* **Written exercise**: Leave out the pictures and copy every record exactly.

:: The input ::

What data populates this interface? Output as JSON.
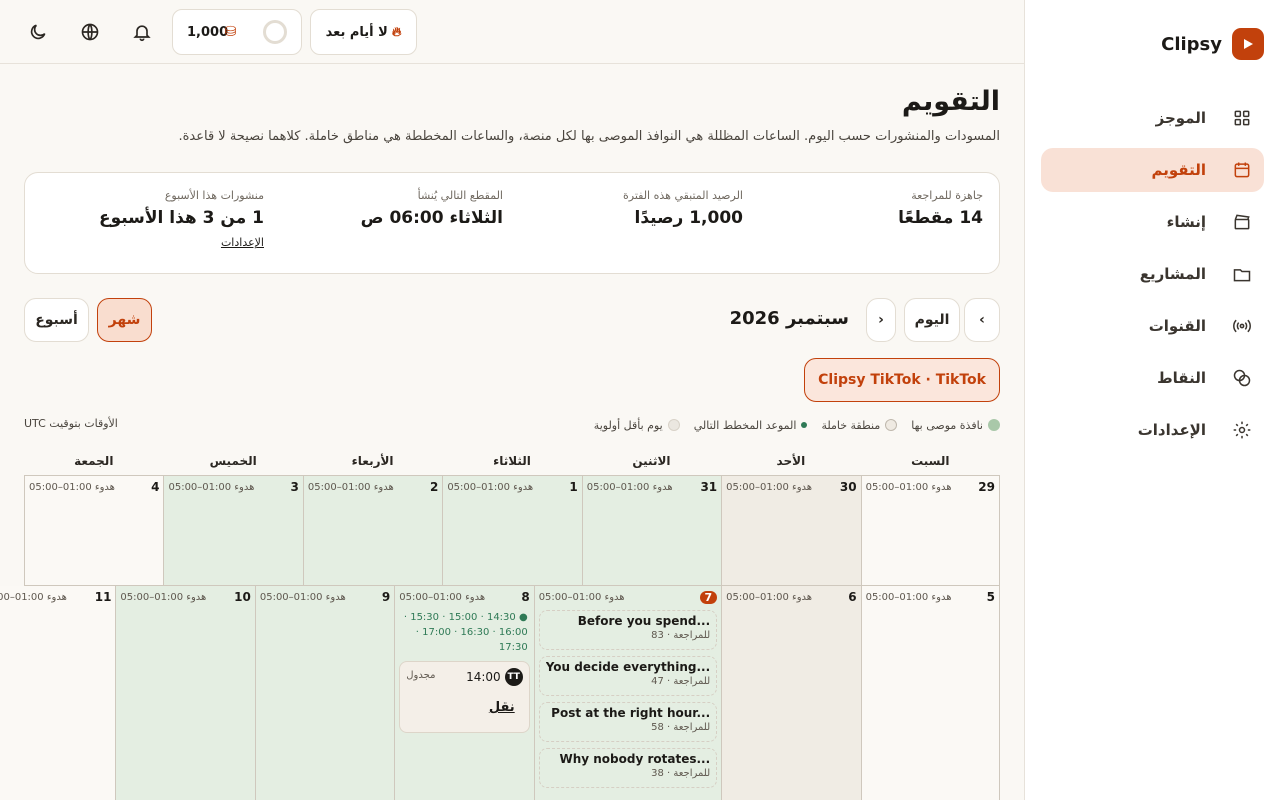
{
  "topbar": {
    "streak_label": "لا أيام بعد",
    "credits_value": "1,000"
  },
  "page": {
    "title": "التقويم",
    "description": "المسودات والمنشورات حسب اليوم. الساعات المظللة هي النوافذ الموصى بها لكل منصة، والساعات المخططة هي مناطق خاملة. كلاهما نصيحة لا قاعدة."
  },
  "stats": [
    {
      "label": "جاهزة للمراجعة",
      "value": "14 مقطعًا"
    },
    {
      "label": "الرصيد المتبقي هذه الفترة",
      "value": "1,000 رصيدًا"
    },
    {
      "label": "المقطع التالي يُنشأ",
      "value": "الثلاثاء 06:00 ص"
    },
    {
      "label": "منشورات هذا الأسبوع",
      "value": "1 من 3 هذا الأسبوع",
      "link": "الإعدادات"
    }
  ],
  "controls": {
    "prev": "‹",
    "today": "اليوم",
    "next": "›",
    "month_label": "سبتمبر 2026",
    "view_month": "شهر",
    "view_week": "أسبوع",
    "channel": "Clipsy TikTok · TikTok"
  },
  "legend": {
    "items": [
      "نافذة موصى بها",
      "منطقة خاملة",
      "الموعد المخطط التالي",
      "يوم بأقل أولوية"
    ],
    "colors": [
      "#a9c8a9",
      "#efeae2",
      "#2f7a56",
      "#ebe7e0"
    ],
    "timezone": "الأوقات بتوقيت UTC"
  },
  "weekdays": [
    "السبت",
    "الأحد",
    "الاثنين",
    "الثلاثاء",
    "الأربعاء",
    "الخميس",
    "الجمعة"
  ],
  "quiet_text": "هدوء 01:00–05:00",
  "weeks": [
    [
      {
        "day": "29",
        "bg": "plain"
      },
      {
        "day": "30",
        "bg": "rest"
      },
      {
        "day": "31",
        "bg": "rec"
      },
      {
        "day": "1",
        "bg": "rec"
      },
      {
        "day": "2",
        "bg": "rec"
      },
      {
        "day": "3",
        "bg": "rec"
      },
      {
        "day": "4",
        "bg": "plain"
      }
    ],
    [
      {
        "day": "5",
        "bg": "plain"
      },
      {
        "day": "6",
        "bg": "rest"
      },
      {
        "day": "7",
        "bg": "rec",
        "today": true,
        "drafts": [
          {
            "title": "Before you spend...",
            "meta": "للمراجعة · 83"
          },
          {
            "title": "You decide everything...",
            "meta": "للمراجعة · 47"
          },
          {
            "title": "Post at the right hour...",
            "meta": "للمراجعة · 58"
          },
          {
            "title": "Why nobody rotates...",
            "meta": "للمراجعة · 38"
          }
        ]
      },
      {
        "day": "8",
        "bg": "rec",
        "slots": "● 14:30 · 15:00 · 15:30 · 16:00 · 16:30 · 17:00 · 17:30",
        "post": {
          "time": "14:00",
          "badge": "TT",
          "status": "مجدول",
          "title": "نقل"
        }
      },
      {
        "day": "9",
        "bg": "rec"
      },
      {
        "day": "10",
        "bg": "rec"
      },
      {
        "day": "11",
        "bg": "plain"
      }
    ]
  ],
  "sidebar": {
    "brand": "Clipsy",
    "items": [
      {
        "label": "الموجز",
        "icon": "grid-icon"
      },
      {
        "label": "التقويم",
        "icon": "calendar-icon"
      },
      {
        "label": "إنشاء",
        "icon": "clapper-icon"
      },
      {
        "label": "المشاريع",
        "icon": "folder-icon"
      },
      {
        "label": "القنوات",
        "icon": "broadcast-icon"
      },
      {
        "label": "النقاط",
        "icon": "coins-icon"
      },
      {
        "label": "الإعدادات",
        "icon": "gear-icon"
      }
    ]
  }
}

:::

* **Exercise solution**:
What data populates this interface? Output as JSON.
{
  "topbar": {
    "streak_label": "لا أيام بعد",
    "credits_value": "1,000"
  },
  "page": {
    "title": "التقويم",
    "description": "المسودات والمنشورات حسب اليوم. الساعات المظللة هي النوافذ الموصى بها لكل منصة، والساعات المخططة هي مناطق خاملة. كلاهما نصيحة لا قاعدة."
  },
  "stats": [
    {
      "label": "جاهزة للمراجعة",
      "value": "14 مقطعًا"
    },
    {
      "label": "الرصيد المتبقي هذه الفترة",
      "value": "1,000 رصيدًا"
    },
    {
      "label": "المقطع التالي يُنشأ",
      "value": "الثلاثاء 06:00 ص"
    },
    {
      "label": "منشورات هذا الأسبوع",
      "value": "1 من 3 هذا الأسبوع",
      "link": "الإعدادات"
    }
  ],
  "controls": {
    "prev": "‹",
    "today": "اليوم",
    "next": "›",
    "month_label": "سبتمبر 2026",
    "view_month": "شهر",
    "view_week": "أسبوع",
    "channel": "Clipsy TikTok · TikTok"
  },
  "legend": {
    "items": [
      "نافذة موصى بها",
      "منطقة خاملة",
      "الموعد المخطط التالي",
      "يوم بأقل أولوية"
    ],
    "colors": [
      "#a9c8a9",
      "#efeae2",
      "#2f7a56",
      "#ebe7e0"
    ],
    "timezone": "الأوقات بتوقيت UTC"
  },
  "weekdays": [
    "السبت",
    "الأحد",
    "الاثنين",
    "الثلاثاء",
    "الأربعاء",
    "الخميس",
    "الجمعة"
  ],
  "quiet_text": "هدوء 01:00–05:00",
  "weeks": [
    [
      {
        "day": "29",
        "bg": "plain"
      },
      {
        "day": "30",
        "bg": "rest"
      },
      {
        "day": "31",
        "bg": "rec"
      },
      {
        "day": "1",
        "bg": "rec"
      },
      {
        "day": "2",
        "bg": "rec"
      },
      {
        "day": "3",
        "bg": "rec"
      },
      {
        "day": "4",
        "bg": "plain"
      }
    ],
    [
      {
        "day": "5",
        "bg": "plain"
      },
      {
        "day": "6",
        "bg": "rest"
      },
      {
        "day": "7",
        "bg": "rec",
        "today": true,
        "drafts": [
          {
            "title": "Before you spend...",
            "meta": "للمراجعة · 83"
          },
          {
            "title": "You decide everything...",
            "meta": "للمراجعة · 47"
          },
          {
            "title": "Post at the right hour...",
            "meta": "للمراجعة · 58"
          },
          {
            "title": "Why nobody rotates...",
            "meta": "للمراجعة · 38"
          }
        ]
      },
      {
        "day": "8",
        "bg": "rec",
        "slots": "● 14:30 · 15:00 · 15:30 · 16:00 · 16:30 · 17:00 · 17:30",
        "post": {
          "time": "14:00",
          "badge": "TT",
          "status": "مجدول",
          "title": "نقل"
        }
      },
      {
        "day": "9",
        "bg": "rec"
      },
      {
        "day": "10",
        "bg": "rec"
      },
      {
        "day": "11",
        "bg": "plain"
      }
    ]
  ],
  "sidebar": {
    "brand": "Clipsy",
    "items": [
      {
        "label": "الموجز",
        "icon": "grid-icon"
      },
      {
        "label": "التقويم",
        "icon": "calendar-icon"
      },
      {
        "label": "إنشاء",
        "icon": "clapper-icon"
      },
      {
        "label": "المشاريع",
        "icon": "folder-icon"
      },
      {
        "label": "القنوات",
        "icon": "broadcast-icon"
      },
      {
        "label": "النقاط",
        "icon": "coins-icon"
      },
      {
        "label": "الإعدادات",
        "icon": "gear-icon"
      }
    ]
  }
}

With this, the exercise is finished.